What is expected: Read the records below. Copy each line where the string "Flexify" occurs.

(Dataset records)
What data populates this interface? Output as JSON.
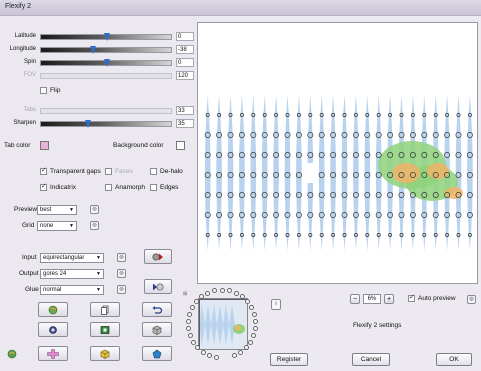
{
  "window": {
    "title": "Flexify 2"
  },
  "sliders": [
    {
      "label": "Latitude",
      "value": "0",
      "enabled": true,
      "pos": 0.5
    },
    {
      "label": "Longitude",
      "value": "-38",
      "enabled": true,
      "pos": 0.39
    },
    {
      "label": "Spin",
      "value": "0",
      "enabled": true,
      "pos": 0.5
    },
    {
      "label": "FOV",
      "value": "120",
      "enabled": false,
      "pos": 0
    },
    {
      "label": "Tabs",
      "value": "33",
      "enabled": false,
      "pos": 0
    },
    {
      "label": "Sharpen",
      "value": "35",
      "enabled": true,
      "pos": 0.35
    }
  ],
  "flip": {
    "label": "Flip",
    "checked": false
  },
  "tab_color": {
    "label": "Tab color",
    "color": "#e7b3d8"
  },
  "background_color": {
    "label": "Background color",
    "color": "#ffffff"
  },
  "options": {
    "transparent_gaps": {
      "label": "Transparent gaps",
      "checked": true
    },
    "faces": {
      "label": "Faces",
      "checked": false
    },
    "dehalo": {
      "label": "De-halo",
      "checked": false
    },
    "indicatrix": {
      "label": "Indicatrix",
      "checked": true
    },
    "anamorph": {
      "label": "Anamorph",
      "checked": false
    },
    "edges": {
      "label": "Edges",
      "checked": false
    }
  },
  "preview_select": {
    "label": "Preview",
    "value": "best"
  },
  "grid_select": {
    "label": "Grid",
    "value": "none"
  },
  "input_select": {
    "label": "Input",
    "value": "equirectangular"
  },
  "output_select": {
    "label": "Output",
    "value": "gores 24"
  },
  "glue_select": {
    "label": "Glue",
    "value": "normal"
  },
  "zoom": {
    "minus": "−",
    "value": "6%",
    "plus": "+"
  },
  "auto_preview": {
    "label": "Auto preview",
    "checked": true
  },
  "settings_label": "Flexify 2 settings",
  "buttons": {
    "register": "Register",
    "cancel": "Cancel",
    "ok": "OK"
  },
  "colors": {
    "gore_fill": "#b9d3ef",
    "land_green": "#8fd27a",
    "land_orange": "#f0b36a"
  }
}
--
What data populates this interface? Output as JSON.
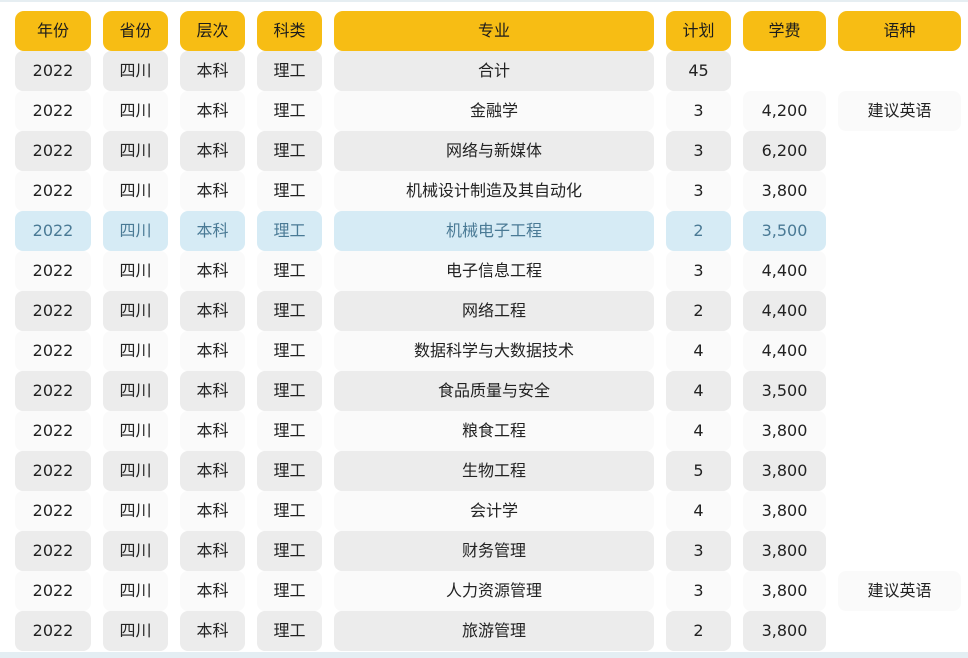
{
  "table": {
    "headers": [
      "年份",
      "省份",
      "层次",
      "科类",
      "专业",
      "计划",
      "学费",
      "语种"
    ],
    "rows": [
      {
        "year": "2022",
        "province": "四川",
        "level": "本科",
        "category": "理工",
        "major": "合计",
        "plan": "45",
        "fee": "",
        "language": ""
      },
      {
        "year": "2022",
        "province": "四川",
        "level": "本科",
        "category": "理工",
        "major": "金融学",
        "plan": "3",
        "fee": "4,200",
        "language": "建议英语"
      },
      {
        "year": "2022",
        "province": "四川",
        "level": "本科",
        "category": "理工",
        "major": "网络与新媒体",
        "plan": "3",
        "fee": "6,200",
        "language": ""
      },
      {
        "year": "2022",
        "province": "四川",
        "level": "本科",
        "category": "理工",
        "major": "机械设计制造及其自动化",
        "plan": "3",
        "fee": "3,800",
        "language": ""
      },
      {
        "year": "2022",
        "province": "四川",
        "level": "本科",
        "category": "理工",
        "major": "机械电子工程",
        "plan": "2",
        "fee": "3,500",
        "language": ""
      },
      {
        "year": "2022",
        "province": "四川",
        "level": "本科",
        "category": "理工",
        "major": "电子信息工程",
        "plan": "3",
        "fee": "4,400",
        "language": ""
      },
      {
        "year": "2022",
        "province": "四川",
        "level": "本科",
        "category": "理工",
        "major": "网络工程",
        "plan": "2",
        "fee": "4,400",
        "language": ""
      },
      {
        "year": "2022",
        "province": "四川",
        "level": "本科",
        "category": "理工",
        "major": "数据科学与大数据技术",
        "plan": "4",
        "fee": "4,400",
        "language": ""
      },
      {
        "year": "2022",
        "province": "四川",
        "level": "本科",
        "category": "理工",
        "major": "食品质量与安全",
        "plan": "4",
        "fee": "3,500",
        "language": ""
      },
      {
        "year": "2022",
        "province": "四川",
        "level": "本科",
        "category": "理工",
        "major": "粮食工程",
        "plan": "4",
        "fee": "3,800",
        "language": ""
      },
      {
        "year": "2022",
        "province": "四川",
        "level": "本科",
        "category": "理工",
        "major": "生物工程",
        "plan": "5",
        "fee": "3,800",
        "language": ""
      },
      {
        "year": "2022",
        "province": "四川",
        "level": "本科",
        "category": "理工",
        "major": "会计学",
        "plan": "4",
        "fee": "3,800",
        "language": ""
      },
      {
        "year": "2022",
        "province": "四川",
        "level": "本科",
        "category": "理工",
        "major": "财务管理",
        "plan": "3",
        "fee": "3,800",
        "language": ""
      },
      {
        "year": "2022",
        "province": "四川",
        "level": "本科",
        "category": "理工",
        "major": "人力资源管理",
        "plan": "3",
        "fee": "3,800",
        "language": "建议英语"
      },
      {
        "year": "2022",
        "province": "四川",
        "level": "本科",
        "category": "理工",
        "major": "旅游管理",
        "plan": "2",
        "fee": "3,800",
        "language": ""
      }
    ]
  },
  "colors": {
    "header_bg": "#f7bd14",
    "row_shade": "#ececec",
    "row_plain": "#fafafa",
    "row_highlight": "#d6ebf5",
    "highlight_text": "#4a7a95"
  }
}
==
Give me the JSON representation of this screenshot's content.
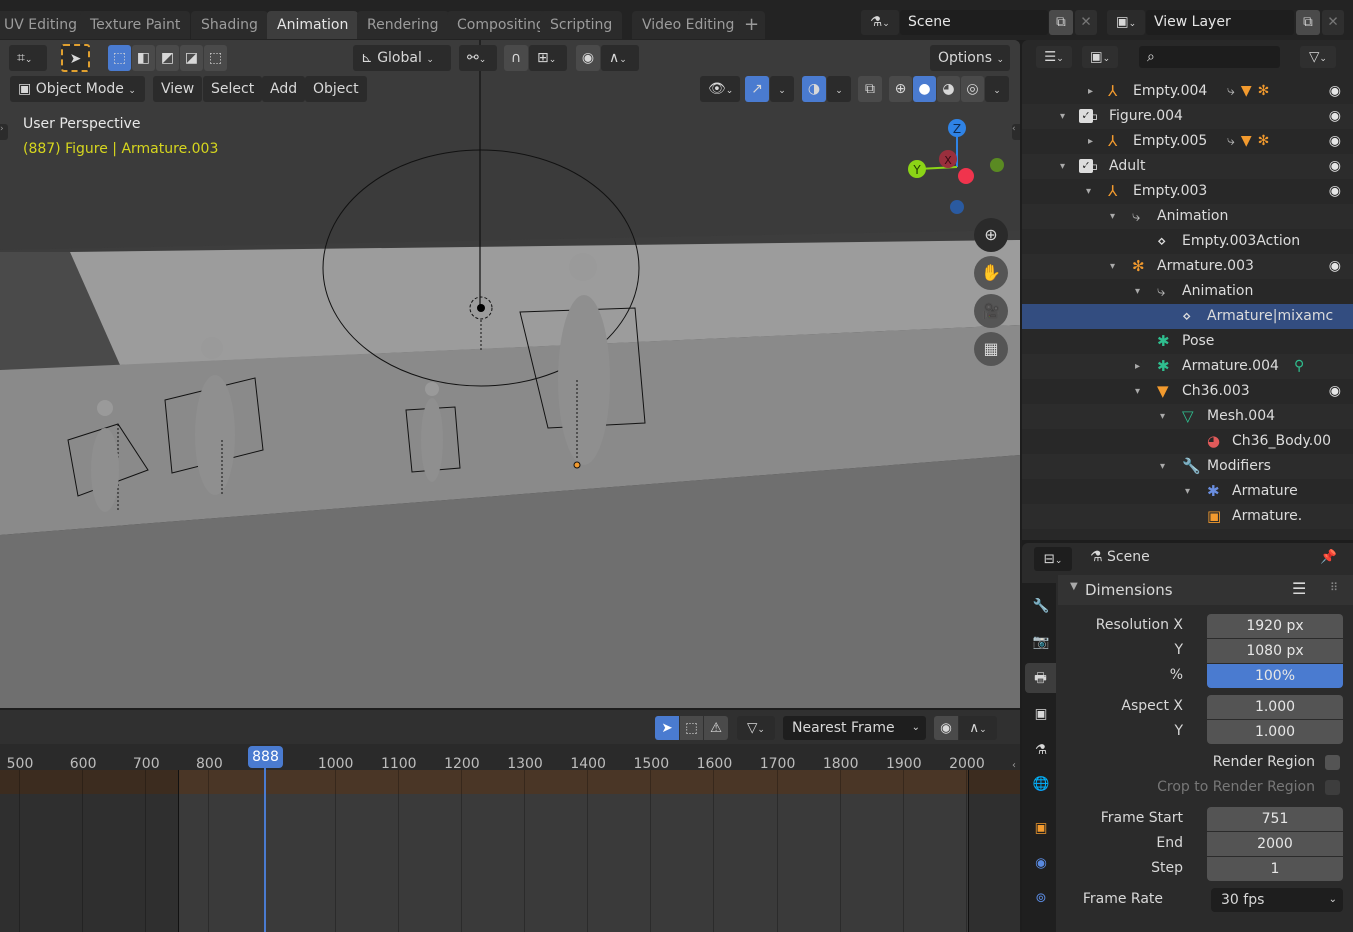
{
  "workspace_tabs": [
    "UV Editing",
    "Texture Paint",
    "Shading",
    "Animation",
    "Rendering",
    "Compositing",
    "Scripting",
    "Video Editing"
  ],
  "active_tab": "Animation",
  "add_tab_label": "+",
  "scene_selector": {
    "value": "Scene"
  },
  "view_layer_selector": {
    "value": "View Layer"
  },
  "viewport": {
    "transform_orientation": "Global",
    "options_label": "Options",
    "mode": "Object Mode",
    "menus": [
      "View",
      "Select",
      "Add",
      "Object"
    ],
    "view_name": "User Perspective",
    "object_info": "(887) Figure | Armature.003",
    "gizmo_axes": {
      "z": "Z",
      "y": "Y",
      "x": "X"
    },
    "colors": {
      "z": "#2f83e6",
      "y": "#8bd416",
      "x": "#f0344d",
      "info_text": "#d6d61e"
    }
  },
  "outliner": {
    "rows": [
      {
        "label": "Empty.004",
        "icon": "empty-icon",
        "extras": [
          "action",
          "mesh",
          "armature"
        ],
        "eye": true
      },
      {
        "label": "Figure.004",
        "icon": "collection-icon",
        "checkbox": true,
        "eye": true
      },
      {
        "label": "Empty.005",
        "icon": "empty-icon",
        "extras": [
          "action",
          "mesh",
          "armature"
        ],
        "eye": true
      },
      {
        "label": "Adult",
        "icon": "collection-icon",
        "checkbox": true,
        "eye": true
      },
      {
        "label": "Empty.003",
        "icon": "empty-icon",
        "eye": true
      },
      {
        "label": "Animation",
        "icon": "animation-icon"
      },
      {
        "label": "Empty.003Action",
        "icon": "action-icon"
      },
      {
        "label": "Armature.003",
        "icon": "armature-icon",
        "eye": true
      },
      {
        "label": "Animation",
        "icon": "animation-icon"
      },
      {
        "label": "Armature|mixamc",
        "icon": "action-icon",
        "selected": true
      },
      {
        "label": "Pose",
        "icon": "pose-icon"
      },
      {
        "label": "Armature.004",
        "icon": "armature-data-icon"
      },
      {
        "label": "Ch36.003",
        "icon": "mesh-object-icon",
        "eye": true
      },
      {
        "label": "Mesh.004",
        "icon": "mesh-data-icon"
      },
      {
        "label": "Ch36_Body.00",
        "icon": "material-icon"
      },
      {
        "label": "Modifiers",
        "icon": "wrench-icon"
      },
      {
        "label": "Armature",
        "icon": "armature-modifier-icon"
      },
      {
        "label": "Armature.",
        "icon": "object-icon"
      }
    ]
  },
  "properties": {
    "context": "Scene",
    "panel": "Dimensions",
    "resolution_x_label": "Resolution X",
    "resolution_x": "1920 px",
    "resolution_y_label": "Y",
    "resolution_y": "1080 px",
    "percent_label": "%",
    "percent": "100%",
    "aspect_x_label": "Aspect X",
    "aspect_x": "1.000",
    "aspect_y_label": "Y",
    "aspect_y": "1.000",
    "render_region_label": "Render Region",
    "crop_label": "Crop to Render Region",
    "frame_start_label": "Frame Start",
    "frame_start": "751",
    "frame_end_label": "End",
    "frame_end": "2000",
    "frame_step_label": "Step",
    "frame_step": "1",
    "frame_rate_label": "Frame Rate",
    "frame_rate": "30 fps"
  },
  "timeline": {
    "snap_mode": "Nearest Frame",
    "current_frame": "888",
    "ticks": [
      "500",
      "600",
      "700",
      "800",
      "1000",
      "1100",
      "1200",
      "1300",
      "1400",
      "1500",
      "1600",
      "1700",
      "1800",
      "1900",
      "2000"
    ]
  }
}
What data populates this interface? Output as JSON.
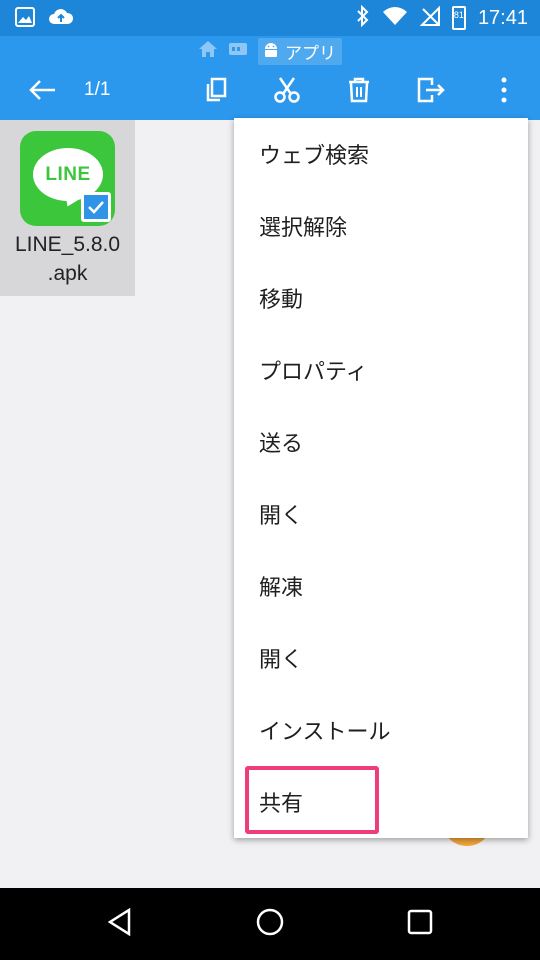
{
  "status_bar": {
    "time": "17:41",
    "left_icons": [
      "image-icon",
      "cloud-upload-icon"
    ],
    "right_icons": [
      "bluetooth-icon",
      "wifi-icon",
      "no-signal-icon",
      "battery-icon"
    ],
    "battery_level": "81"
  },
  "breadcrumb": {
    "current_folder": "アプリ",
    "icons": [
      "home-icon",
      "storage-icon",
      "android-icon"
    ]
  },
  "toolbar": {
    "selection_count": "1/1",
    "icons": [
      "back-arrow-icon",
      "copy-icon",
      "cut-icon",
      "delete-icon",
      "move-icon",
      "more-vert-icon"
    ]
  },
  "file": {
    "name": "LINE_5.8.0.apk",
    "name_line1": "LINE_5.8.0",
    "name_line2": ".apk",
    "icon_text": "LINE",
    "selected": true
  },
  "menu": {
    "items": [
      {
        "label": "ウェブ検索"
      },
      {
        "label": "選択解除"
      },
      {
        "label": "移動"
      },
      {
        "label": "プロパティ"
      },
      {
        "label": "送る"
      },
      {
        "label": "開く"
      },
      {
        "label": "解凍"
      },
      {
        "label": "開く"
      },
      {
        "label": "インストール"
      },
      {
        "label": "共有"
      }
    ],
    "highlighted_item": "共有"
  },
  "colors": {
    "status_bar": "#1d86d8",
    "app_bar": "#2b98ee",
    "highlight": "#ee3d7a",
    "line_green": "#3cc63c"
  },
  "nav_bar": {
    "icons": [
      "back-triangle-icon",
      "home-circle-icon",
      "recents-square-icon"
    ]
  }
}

Solution to this exercise:
    "title": "Flexify 2"
  "settings_label": "Flexify 2 settings",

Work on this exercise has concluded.